## BEGIN Records provided
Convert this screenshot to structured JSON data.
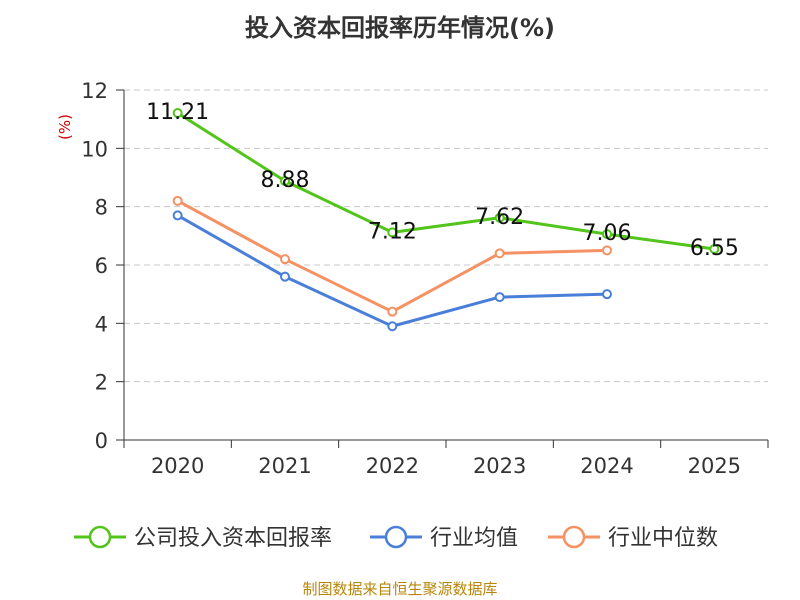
{
  "chart_data": {
    "type": "line",
    "title": "投入资本回报率历年情况(%)",
    "ylabel": "(%)",
    "xlabel": "",
    "categories": [
      "2020",
      "2021",
      "2022",
      "2023",
      "2024",
      "2025"
    ],
    "ylim": [
      0,
      12
    ],
    "yticks": [
      0,
      2,
      4,
      6,
      8,
      10,
      12
    ],
    "grid": true,
    "legend_position": "bottom",
    "series": [
      {
        "name": "公司投入资本回报率",
        "color": "#52c41a",
        "values": [
          11.21,
          8.88,
          7.12,
          7.62,
          7.06,
          6.55
        ],
        "data_labels": [
          "11.21",
          "8.88",
          "7.12",
          "7.62",
          "7.06",
          "6.55"
        ]
      },
      {
        "name": "行业均值",
        "color": "#4a7fd9",
        "values": [
          7.7,
          5.6,
          3.9,
          4.9,
          5.0,
          null
        ]
      },
      {
        "name": "行业中位数",
        "color": "#f59162",
        "values": [
          8.2,
          6.2,
          4.4,
          6.4,
          6.5,
          null
        ]
      }
    ]
  },
  "footer": {
    "source": "制图数据来自恒生聚源数据库"
  }
}
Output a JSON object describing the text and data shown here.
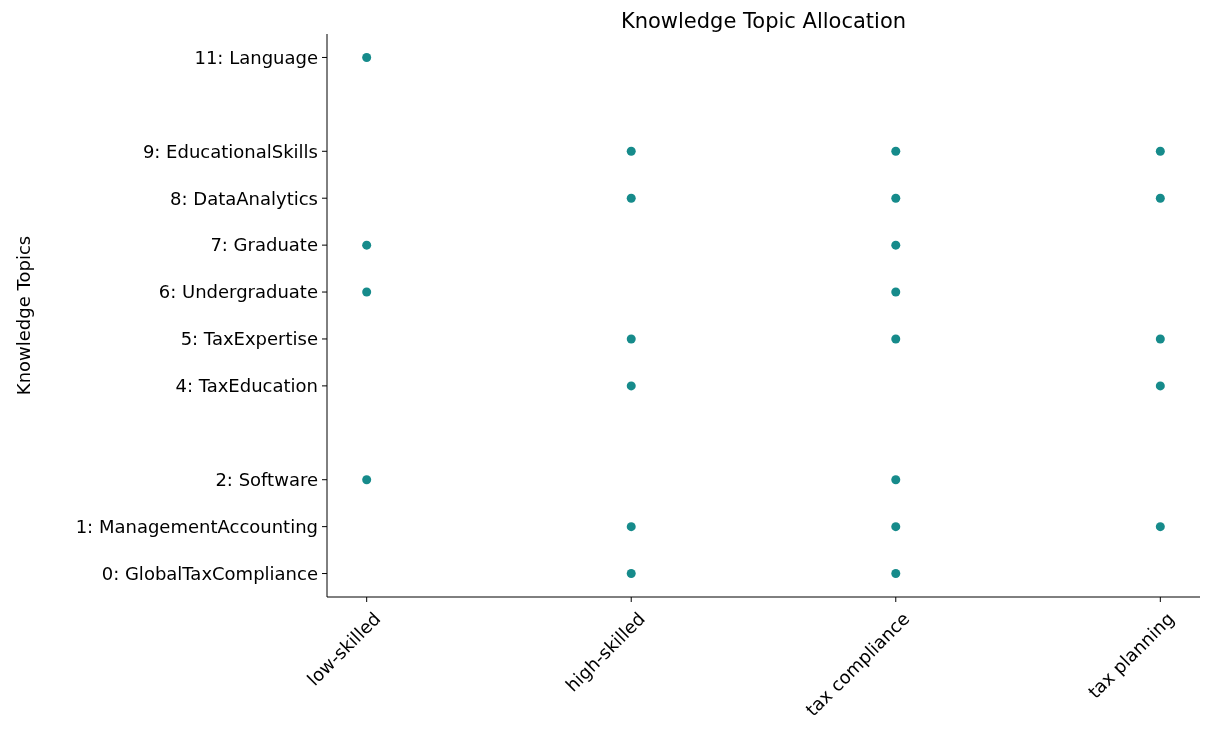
{
  "chart_data": {
    "type": "scatter",
    "title": "Knowledge Topic Allocation",
    "ylabel": "Knowledge Topics",
    "categories": [
      "low-skilled",
      "high-skilled",
      "tax compliance",
      "tax planning"
    ],
    "ylim": [
      -0.5,
      11.5
    ],
    "yticks": [
      {
        "value": 0,
        "label": "0: GlobalTaxCompliance"
      },
      {
        "value": 1,
        "label": "1: ManagementAccounting"
      },
      {
        "value": 2,
        "label": "2: Software"
      },
      {
        "value": 4,
        "label": "4: TaxEducation"
      },
      {
        "value": 5,
        "label": "5: TaxExpertise"
      },
      {
        "value": 6,
        "label": "6: Undergraduate"
      },
      {
        "value": 7,
        "label": "7: Graduate"
      },
      {
        "value": 8,
        "label": "8: DataAnalytics"
      },
      {
        "value": 9,
        "label": "9: EducationalSkills"
      },
      {
        "value": 11,
        "label": "11: Language"
      }
    ],
    "marker": "circle",
    "series": [
      {
        "color": "#168b8b",
        "x": [
          "low-skilled",
          "high-skilled",
          "tax compliance",
          "tax planning",
          "high-skilled",
          "tax compliance",
          "tax planning",
          "low-skilled",
          "tax compliance",
          "low-skilled",
          "tax compliance",
          "high-skilled",
          "tax compliance",
          "tax planning",
          "high-skilled",
          "tax planning",
          "low-skilled",
          "tax compliance",
          "high-skilled",
          "tax compliance",
          "tax planning",
          "high-skilled",
          "tax compliance"
        ],
        "values": [
          11,
          9,
          9,
          9,
          8,
          8,
          8,
          7,
          7,
          6,
          6,
          5,
          5,
          5,
          4,
          4,
          2,
          2,
          1,
          1,
          1,
          0,
          0
        ]
      }
    ]
  }
}
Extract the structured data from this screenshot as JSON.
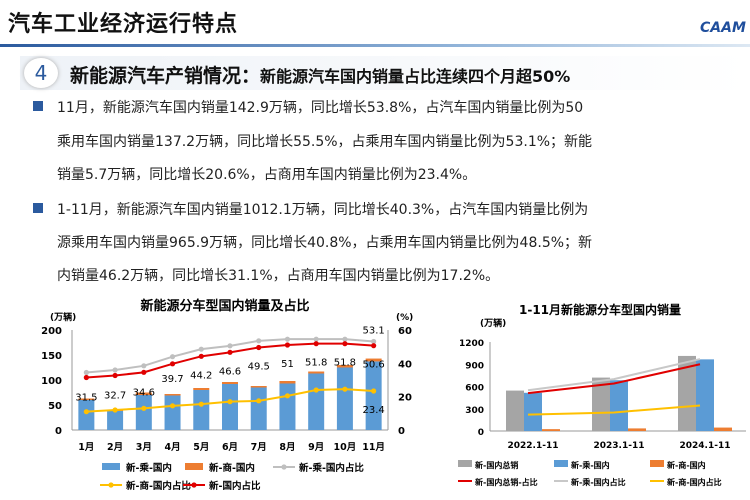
{
  "header": {
    "title": "汽车工业经济运行特点",
    "logo": "CAAM"
  },
  "section": {
    "number": "4",
    "title": "新能源汽车产销情况：",
    "subtitle": "新能源汽车国内销量占比连续四个月超50%"
  },
  "paragraphs": [
    [
      "11月，新能源汽车国内销量142.9万辆，同比增长53.8%，占汽车国内销量比例为50",
      "乘用车国内销量137.2万辆，同比增长55.5%，占乘用车国内销量比例为53.1%；新能",
      "销量5.7万辆，同比增长20.6%，占商用车国内销量比例为23.4%。"
    ],
    [
      "1-11月，新能源汽车国内销量1012.1万辆，同比增长40.3%，占汽车国内销量比例为",
      "源乘用车国内销量965.9万辆，同比增长40.8%，占乘用车国内销量比例为48.5%；新",
      "内销量46.2万辆，同比增长31.1%，占商用车国内销量比例为17.2%。"
    ]
  ],
  "chart_data": [
    {
      "type": "bar",
      "title": "新能源分车型国内销量及占比",
      "ylabel": "(万辆)",
      "y2label": "(%)",
      "ylim": [
        0,
        200
      ],
      "y2lim": [
        0,
        60
      ],
      "yticks": [
        "0",
        "50",
        "100",
        "150",
        "200"
      ],
      "y2ticks": [
        "0",
        "20",
        "40",
        "60"
      ],
      "categories": [
        "1月",
        "2月",
        "3月",
        "4月",
        "5月",
        "6月",
        "7月",
        "8月",
        "9月",
        "10月",
        "11月"
      ],
      "series": [
        {
          "name": "新-乘-国内",
          "kind": "bar",
          "color": "#5b9bd5",
          "values": [
            60,
            38,
            70,
            69,
            80,
            92,
            85,
            93,
            113,
            125,
            137.2
          ]
        },
        {
          "name": "新-商-国内",
          "kind": "bar",
          "color": "#ed7d31",
          "values": [
            3,
            2,
            5,
            3,
            4,
            4,
            3,
            5,
            4,
            5,
            5.7
          ]
        },
        {
          "name": "新-乘-国内占比",
          "kind": "line",
          "axis": "right",
          "color": "#bfbfbf",
          "values": [
            34.5,
            36,
            38.5,
            44,
            48.5,
            50.5,
            53.5,
            54.5,
            54.5,
            54.5,
            53.1
          ]
        },
        {
          "name": "新-商-国内占比",
          "kind": "line",
          "axis": "right",
          "color": "#ffc000",
          "values": [
            11,
            12,
            13,
            14.5,
            15.5,
            17,
            17.5,
            20.5,
            24,
            24.5,
            23.4
          ]
        },
        {
          "name": "新-国内占比",
          "kind": "line",
          "axis": "right",
          "color": "#e00000",
          "values": [
            31.5,
            32.7,
            34.6,
            39.7,
            44.2,
            46.6,
            49.5,
            51,
            51.8,
            51.8,
            50.6
          ]
        }
      ],
      "data_labels": [
        "31.5",
        "32.7",
        "34.6",
        "39.7",
        "44.2",
        "46.6",
        "49.5",
        "51",
        "51.8",
        "51.8",
        "50.6"
      ],
      "extra_labels": {
        "top": "53.1",
        "bottom": "23.4"
      }
    },
    {
      "type": "bar",
      "title": "1-11月新能源分车型国内销量",
      "ylabel": "(万辆)",
      "ylim": [
        0,
        1200
      ],
      "y2lim": [
        0,
        60
      ],
      "yticks": [
        "0",
        "300",
        "600",
        "900",
        "1200"
      ],
      "categories": [
        "2022.1-11",
        "2023.1-11",
        "2024.1-11"
      ],
      "series": [
        {
          "name": "新-国内总销",
          "kind": "bar",
          "color": "#a5a5a5",
          "values": [
            545,
            720,
            1012.1
          ]
        },
        {
          "name": "新-乘-国内",
          "kind": "bar",
          "color": "#5b9bd5",
          "values": [
            515,
            685,
            965.9
          ]
        },
        {
          "name": "新-商-国内",
          "kind": "bar",
          "color": "#ed7d31",
          "values": [
            25,
            35,
            46.2
          ]
        },
        {
          "name": "新-国内总销-占比",
          "kind": "line",
          "axis": "right",
          "color": "#e00000",
          "values": [
            25.5,
            32,
            45
          ]
        },
        {
          "name": "新-乘-国内占比",
          "kind": "line",
          "axis": "right",
          "color": "#c8c8c8",
          "values": [
            27.5,
            35,
            48.5
          ]
        },
        {
          "name": "新-商-国内占比",
          "kind": "line",
          "axis": "right",
          "color": "#ffc000",
          "values": [
            11,
            12.5,
            17.2
          ]
        }
      ]
    }
  ]
}
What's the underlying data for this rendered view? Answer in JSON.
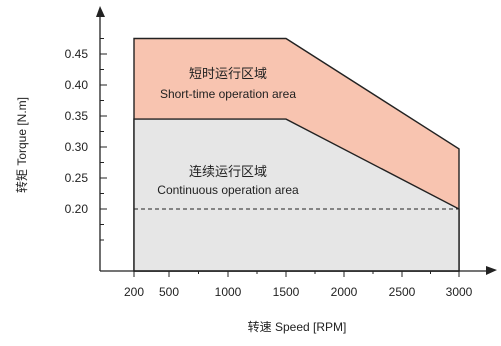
{
  "chart_data": {
    "type": "area",
    "xlabel": "转速 Speed [RPM]",
    "ylabel": "转矩 Torque [N.m]",
    "x_ticks": [
      200,
      500,
      1000,
      1500,
      2000,
      2500,
      3000
    ],
    "y_ticks": [
      0.2,
      0.25,
      0.3,
      0.35,
      0.4,
      0.45
    ],
    "y_tick_labels": [
      "0.20",
      "0.25",
      "0.30",
      "0.35",
      "0.40",
      "0.45"
    ],
    "xlim": [
      200,
      3000
    ],
    "ylim": [
      0.1,
      0.48
    ],
    "series": [
      {
        "x": [
          200,
          1500,
          3000
        ],
        "y": [
          0.475,
          0.475,
          0.297
        ],
        "color": "#f8c4b0"
      },
      {
        "x": [
          200,
          1500,
          3000
        ],
        "y": [
          0.345,
          0.345,
          0.2
        ],
        "color": "#e6e6e6"
      }
    ],
    "reference_line": {
      "y": 0.2,
      "style": "dashed"
    },
    "annotations": [
      {
        "text_cn": "短时运行区域",
        "text_en": "Short-time operation area"
      },
      {
        "text_cn": "连续运行区域",
        "text_en": "Continuous operation area"
      }
    ],
    "grid": false
  }
}
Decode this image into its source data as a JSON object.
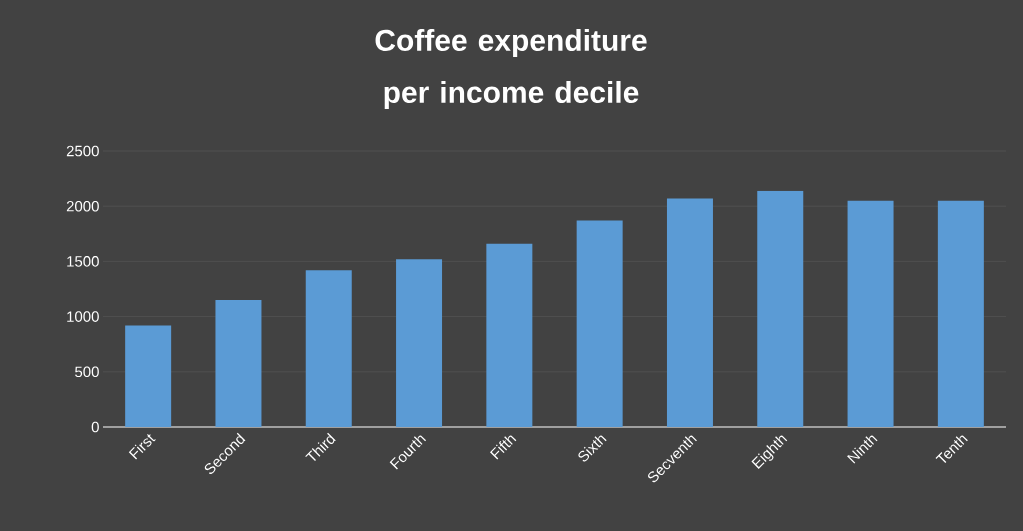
{
  "chart_data": {
    "type": "bar",
    "title": "Coffee expenditure per income decile",
    "categories": [
      "First",
      "Second",
      "Third",
      "Fourth",
      "Fifth",
      "Sixth",
      "Secventh",
      "Eighth",
      "Ninth",
      "Tenth"
    ],
    "values": [
      920,
      1150,
      1420,
      1520,
      1660,
      1870,
      2070,
      2140,
      2050,
      2050
    ],
    "color": "#5b9bd5",
    "ylim": [
      0,
      2500
    ],
    "yticks": [
      0,
      500,
      1000,
      1500,
      2000,
      2500
    ],
    "grid": "y"
  }
}
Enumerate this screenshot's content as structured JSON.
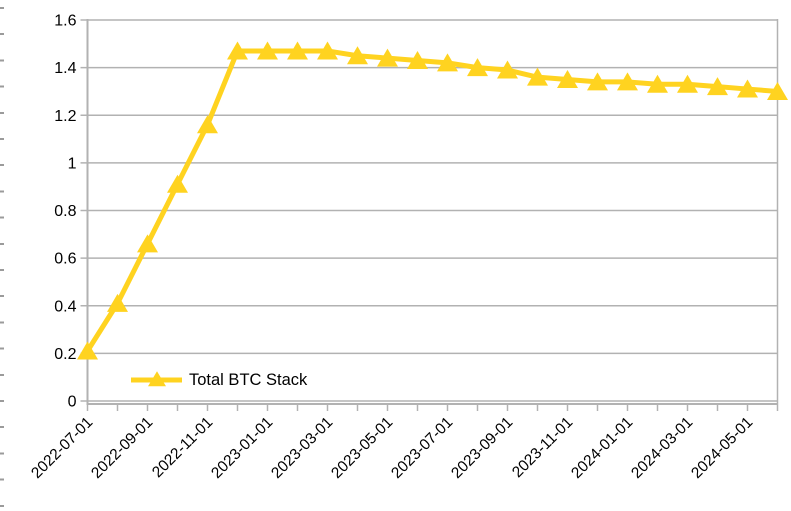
## END Records provided
Task objective: Filter the records down to the lines that contain the string "screenshot", and copy those lines.

Result of the exercise:
Convert this screenshot to structured JSON data.
Extract the structured data from this screenshot as JSON.
Enumerate this screenshot's content as structured JSON.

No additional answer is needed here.